◆ **Dataset records**
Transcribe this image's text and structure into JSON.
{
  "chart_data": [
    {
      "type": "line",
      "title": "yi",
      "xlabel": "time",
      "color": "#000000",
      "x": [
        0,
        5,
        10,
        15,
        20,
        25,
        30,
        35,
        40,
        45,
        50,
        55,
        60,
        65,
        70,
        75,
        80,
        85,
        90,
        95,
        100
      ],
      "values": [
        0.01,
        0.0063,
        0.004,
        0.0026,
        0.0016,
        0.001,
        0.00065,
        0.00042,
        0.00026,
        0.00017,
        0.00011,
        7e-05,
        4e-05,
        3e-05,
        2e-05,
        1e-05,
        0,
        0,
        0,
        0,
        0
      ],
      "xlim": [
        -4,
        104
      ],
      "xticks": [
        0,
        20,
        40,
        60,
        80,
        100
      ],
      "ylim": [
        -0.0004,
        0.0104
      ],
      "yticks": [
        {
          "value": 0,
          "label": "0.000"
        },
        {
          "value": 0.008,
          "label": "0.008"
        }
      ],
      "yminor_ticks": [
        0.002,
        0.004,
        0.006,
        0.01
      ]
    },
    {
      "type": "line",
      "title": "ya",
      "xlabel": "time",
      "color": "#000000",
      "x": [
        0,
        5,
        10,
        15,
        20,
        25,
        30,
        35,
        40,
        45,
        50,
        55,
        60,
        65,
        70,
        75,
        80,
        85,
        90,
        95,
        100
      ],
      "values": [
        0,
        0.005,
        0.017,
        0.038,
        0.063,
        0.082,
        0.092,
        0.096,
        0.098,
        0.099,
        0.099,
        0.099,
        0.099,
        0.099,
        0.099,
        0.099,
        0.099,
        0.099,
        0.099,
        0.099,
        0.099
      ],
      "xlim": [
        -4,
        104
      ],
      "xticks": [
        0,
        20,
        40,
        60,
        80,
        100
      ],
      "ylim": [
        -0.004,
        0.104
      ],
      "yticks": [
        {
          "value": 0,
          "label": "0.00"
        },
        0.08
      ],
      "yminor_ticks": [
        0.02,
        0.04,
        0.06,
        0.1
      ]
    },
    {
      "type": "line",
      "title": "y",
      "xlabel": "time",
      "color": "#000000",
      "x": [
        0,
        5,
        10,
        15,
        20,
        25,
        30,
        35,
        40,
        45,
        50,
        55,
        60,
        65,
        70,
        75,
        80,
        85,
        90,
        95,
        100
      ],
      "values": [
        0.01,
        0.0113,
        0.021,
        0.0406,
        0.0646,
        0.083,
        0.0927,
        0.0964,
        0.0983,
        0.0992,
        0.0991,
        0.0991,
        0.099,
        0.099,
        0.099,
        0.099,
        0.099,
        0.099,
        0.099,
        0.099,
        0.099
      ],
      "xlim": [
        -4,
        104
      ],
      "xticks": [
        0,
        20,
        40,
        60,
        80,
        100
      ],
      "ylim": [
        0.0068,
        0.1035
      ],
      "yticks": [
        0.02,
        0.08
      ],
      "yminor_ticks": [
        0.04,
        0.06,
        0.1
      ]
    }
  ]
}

◆ **Stated problem**
Take the entries above and transcribe them in full.

◆ **Response**
Transcribe this image's text and structure into JSON.
{
  "chart_data": [
    {
      "type": "line",
      "title": "yi",
      "xlabel": "time",
      "color": "#000000",
      "x": [
        0,
        5,
        10,
        15,
        20,
        25,
        30,
        35,
        40,
        45,
        50,
        55,
        60,
        65,
        70,
        75,
        80,
        85,
        90,
        95,
        100
      ],
      "values": [
        0.01,
        0.0063,
        0.004,
        0.0026,
        0.0016,
        0.001,
        0.00065,
        0.00042,
        0.00026,
        0.00017,
        0.00011,
        7e-05,
        4e-05,
        3e-05,
        2e-05,
        1e-05,
        0,
        0,
        0,
        0,
        0
      ],
      "xlim": [
        -4,
        104
      ],
      "xticks": [
        0,
        20,
        40,
        60,
        80,
        100
      ],
      "ylim": [
        -0.0004,
        0.0104
      ],
      "yticks": [
        {
          "value": 0,
          "label": "0.000"
        },
        {
          "value": 0.008,
          "label": "0.008"
        }
      ],
      "yminor_ticks": [
        0.002,
        0.004,
        0.006,
        0.01
      ]
    },
    {
      "type": "line",
      "title": "ya",
      "xlabel": "time",
      "color": "#000000",
      "x": [
        0,
        5,
        10,
        15,
        20,
        25,
        30,
        35,
        40,
        45,
        50,
        55,
        60,
        65,
        70,
        75,
        80,
        85,
        90,
        95,
        100
      ],
      "values": [
        0,
        0.005,
        0.017,
        0.038,
        0.063,
        0.082,
        0.092,
        0.096,
        0.098,
        0.099,
        0.099,
        0.099,
        0.099,
        0.099,
        0.099,
        0.099,
        0.099,
        0.099,
        0.099,
        0.099,
        0.099
      ],
      "xlim": [
        -4,
        104
      ],
      "xticks": [
        0,
        20,
        40,
        60,
        80,
        100
      ],
      "ylim": [
        -0.004,
        0.104
      ],
      "yticks": [
        {
          "value": 0,
          "label": "0.00"
        },
        0.08
      ],
      "yminor_ticks": [
        0.02,
        0.04,
        0.06,
        0.1
      ]
    },
    {
      "type": "line",
      "title": "y",
      "xlabel": "time",
      "color": "#000000",
      "x": [
        0,
        5,
        10,
        15,
        20,
        25,
        30,
        35,
        40,
        45,
        50,
        55,
        60,
        65,
        70,
        75,
        80,
        85,
        90,
        95,
        100
      ],
      "values": [
        0.01,
        0.0113,
        0.021,
        0.0406,
        0.0646,
        0.083,
        0.0927,
        0.0964,
        0.0983,
        0.0992,
        0.0991,
        0.0991,
        0.099,
        0.099,
        0.099,
        0.099,
        0.099,
        0.099,
        0.099,
        0.099,
        0.099
      ],
      "xlim": [
        -4,
        104
      ],
      "xticks": [
        0,
        20,
        40,
        60,
        80,
        100
      ],
      "ylim": [
        0.0068,
        0.1035
      ],
      "yticks": [
        0.02,
        0.08
      ],
      "yminor_ticks": [
        0.04,
        0.06,
        0.1
      ]
    }
  ]
}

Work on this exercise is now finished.